▸ **Dataset content**
━━━━━━━━

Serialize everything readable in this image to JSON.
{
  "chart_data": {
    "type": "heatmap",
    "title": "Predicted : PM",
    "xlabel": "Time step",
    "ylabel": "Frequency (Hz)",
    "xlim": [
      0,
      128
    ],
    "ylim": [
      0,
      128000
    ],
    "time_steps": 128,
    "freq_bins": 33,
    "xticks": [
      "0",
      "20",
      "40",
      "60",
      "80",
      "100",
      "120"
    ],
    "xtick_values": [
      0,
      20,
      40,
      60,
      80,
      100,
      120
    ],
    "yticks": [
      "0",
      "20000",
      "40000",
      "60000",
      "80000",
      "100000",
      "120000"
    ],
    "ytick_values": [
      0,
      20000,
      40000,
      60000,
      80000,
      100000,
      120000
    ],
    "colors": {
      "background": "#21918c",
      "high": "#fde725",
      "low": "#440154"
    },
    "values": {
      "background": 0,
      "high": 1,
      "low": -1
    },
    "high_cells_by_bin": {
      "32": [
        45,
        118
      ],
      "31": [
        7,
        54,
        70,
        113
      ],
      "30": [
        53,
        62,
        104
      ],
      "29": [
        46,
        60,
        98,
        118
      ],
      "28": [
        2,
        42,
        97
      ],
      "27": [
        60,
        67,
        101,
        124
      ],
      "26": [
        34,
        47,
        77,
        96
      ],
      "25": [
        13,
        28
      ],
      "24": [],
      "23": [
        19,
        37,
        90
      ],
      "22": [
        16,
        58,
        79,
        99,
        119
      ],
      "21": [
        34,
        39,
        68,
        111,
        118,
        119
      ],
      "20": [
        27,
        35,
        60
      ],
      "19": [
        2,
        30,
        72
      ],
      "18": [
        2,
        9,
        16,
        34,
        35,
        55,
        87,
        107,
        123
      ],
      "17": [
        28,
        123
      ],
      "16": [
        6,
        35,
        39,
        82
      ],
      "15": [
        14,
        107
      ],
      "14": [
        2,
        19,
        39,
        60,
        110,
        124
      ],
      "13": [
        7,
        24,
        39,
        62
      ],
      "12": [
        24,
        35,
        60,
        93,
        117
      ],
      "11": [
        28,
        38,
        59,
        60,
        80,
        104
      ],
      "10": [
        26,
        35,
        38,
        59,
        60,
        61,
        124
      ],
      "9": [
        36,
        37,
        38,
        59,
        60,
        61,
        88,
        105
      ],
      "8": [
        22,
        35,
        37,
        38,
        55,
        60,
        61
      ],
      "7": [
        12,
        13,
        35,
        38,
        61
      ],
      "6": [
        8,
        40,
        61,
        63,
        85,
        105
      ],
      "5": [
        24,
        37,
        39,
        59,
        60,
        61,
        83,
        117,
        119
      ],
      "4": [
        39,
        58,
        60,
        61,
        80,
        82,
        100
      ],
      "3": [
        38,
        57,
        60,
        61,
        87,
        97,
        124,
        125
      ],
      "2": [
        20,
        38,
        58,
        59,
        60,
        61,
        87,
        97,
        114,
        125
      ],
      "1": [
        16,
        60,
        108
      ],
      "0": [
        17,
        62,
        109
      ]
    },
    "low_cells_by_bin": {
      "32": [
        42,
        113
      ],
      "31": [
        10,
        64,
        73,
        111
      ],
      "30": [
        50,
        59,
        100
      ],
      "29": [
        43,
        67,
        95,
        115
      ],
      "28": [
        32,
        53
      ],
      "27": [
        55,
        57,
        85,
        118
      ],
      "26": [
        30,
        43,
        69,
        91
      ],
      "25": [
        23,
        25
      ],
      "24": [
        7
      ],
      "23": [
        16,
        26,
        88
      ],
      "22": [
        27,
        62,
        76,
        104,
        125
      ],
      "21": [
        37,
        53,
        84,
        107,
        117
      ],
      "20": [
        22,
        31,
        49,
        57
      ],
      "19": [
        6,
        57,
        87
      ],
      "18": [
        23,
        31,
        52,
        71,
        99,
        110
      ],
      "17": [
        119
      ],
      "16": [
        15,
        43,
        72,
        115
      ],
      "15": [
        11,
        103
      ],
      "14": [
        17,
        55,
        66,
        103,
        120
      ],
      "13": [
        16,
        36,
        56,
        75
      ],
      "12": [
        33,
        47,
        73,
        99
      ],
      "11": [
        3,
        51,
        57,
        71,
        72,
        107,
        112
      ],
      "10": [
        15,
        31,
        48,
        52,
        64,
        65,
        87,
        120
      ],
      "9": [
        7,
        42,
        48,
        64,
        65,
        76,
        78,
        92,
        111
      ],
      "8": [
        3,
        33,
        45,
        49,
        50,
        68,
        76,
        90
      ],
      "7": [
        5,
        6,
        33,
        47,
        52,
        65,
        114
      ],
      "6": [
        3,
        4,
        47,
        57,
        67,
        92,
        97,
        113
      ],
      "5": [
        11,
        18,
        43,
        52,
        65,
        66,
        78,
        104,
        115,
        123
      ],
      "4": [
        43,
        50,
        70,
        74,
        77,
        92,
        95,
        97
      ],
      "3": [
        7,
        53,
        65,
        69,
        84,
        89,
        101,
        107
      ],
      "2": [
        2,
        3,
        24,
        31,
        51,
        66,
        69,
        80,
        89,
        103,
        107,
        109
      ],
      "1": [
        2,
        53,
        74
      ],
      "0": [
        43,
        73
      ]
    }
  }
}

━━━━━━━━

▸ **Stated problem**
Reproduce the material in full, with no word added or dropped.

▸ **Solution to this exercise**
Serialize everything readable in this image to JSON.
{
  "chart_data": {
    "type": "heatmap",
    "title": "Predicted : PM",
    "xlabel": "Time step",
    "ylabel": "Frequency (Hz)",
    "xlim": [
      0,
      128
    ],
    "ylim": [
      0,
      128000
    ],
    "time_steps": 128,
    "freq_bins": 33,
    "xticks": [
      "0",
      "20",
      "40",
      "60",
      "80",
      "100",
      "120"
    ],
    "xtick_values": [
      0,
      20,
      40,
      60,
      80,
      100,
      120
    ],
    "yticks": [
      "0",
      "20000",
      "40000",
      "60000",
      "80000",
      "100000",
      "120000"
    ],
    "ytick_values": [
      0,
      20000,
      40000,
      60000,
      80000,
      100000,
      120000
    ],
    "colors": {
      "background": "#21918c",
      "high": "#fde725",
      "low": "#440154"
    },
    "values": {
      "background": 0,
      "high": 1,
      "low": -1
    },
    "high_cells_by_bin": {
      "32": [
        45,
        118
      ],
      "31": [
        7,
        54,
        70,
        113
      ],
      "30": [
        53,
        62,
        104
      ],
      "29": [
        46,
        60,
        98,
        118
      ],
      "28": [
        2,
        42,
        97
      ],
      "27": [
        60,
        67,
        101,
        124
      ],
      "26": [
        34,
        47,
        77,
        96
      ],
      "25": [
        13,
        28
      ],
      "24": [],
      "23": [
        19,
        37,
        90
      ],
      "22": [
        16,
        58,
        79,
        99,
        119
      ],
      "21": [
        34,
        39,
        68,
        111,
        118,
        119
      ],
      "20": [
        27,
        35,
        60
      ],
      "19": [
        2,
        30,
        72
      ],
      "18": [
        2,
        9,
        16,
        34,
        35,
        55,
        87,
        107,
        123
      ],
      "17": [
        28,
        123
      ],
      "16": [
        6,
        35,
        39,
        82
      ],
      "15": [
        14,
        107
      ],
      "14": [
        2,
        19,
        39,
        60,
        110,
        124
      ],
      "13": [
        7,
        24,
        39,
        62
      ],
      "12": [
        24,
        35,
        60,
        93,
        117
      ],
      "11": [
        28,
        38,
        59,
        60,
        80,
        104
      ],
      "10": [
        26,
        35,
        38,
        59,
        60,
        61,
        124
      ],
      "9": [
        36,
        37,
        38,
        59,
        60,
        61,
        88,
        105
      ],
      "8": [
        22,
        35,
        37,
        38,
        55,
        60,
        61
      ],
      "7": [
        12,
        13,
        35,
        38,
        61
      ],
      "6": [
        8,
        40,
        61,
        63,
        85,
        105
      ],
      "5": [
        24,
        37,
        39,
        59,
        60,
        61,
        83,
        117,
        119
      ],
      "4": [
        39,
        58,
        60,
        61,
        80,
        82,
        100
      ],
      "3": [
        38,
        57,
        60,
        61,
        87,
        97,
        124,
        125
      ],
      "2": [
        20,
        38,
        58,
        59,
        60,
        61,
        87,
        97,
        114,
        125
      ],
      "1": [
        16,
        60,
        108
      ],
      "0": [
        17,
        62,
        109
      ]
    },
    "low_cells_by_bin": {
      "32": [
        42,
        113
      ],
      "31": [
        10,
        64,
        73,
        111
      ],
      "30": [
        50,
        59,
        100
      ],
      "29": [
        43,
        67,
        95,
        115
      ],
      "28": [
        32,
        53
      ],
      "27": [
        55,
        57,
        85,
        118
      ],
      "26": [
        30,
        43,
        69,
        91
      ],
      "25": [
        23,
        25
      ],
      "24": [
        7
      ],
      "23": [
        16,
        26,
        88
      ],
      "22": [
        27,
        62,
        76,
        104,
        125
      ],
      "21": [
        37,
        53,
        84,
        107,
        117
      ],
      "20": [
        22,
        31,
        49,
        57
      ],
      "19": [
        6,
        57,
        87
      ],
      "18": [
        23,
        31,
        52,
        71,
        99,
        110
      ],
      "17": [
        119
      ],
      "16": [
        15,
        43,
        72,
        115
      ],
      "15": [
        11,
        103
      ],
      "14": [
        17,
        55,
        66,
        103,
        120
      ],
      "13": [
        16,
        36,
        56,
        75
      ],
      "12": [
        33,
        47,
        73,
        99
      ],
      "11": [
        3,
        51,
        57,
        71,
        72,
        107,
        112
      ],
      "10": [
        15,
        31,
        48,
        52,
        64,
        65,
        87,
        120
      ],
      "9": [
        7,
        42,
        48,
        64,
        65,
        76,
        78,
        92,
        111
      ],
      "8": [
        3,
        33,
        45,
        49,
        50,
        68,
        76,
        90
      ],
      "7": [
        5,
        6,
        33,
        47,
        52,
        65,
        114
      ],
      "6": [
        3,
        4,
        47,
        57,
        67,
        92,
        97,
        113
      ],
      "5": [
        11,
        18,
        43,
        52,
        65,
        66,
        78,
        104,
        115,
        123
      ],
      "4": [
        43,
        50,
        70,
        74,
        77,
        92,
        95,
        97
      ],
      "3": [
        7,
        53,
        65,
        69,
        84,
        89,
        101,
        107
      ],
      "2": [
        2,
        3,
        24,
        31,
        51,
        66,
        69,
        80,
        89,
        103,
        107,
        109
      ],
      "1": [
        2,
        53,
        74
      ],
      "0": [
        43,
        73
      ]
    }
  }
}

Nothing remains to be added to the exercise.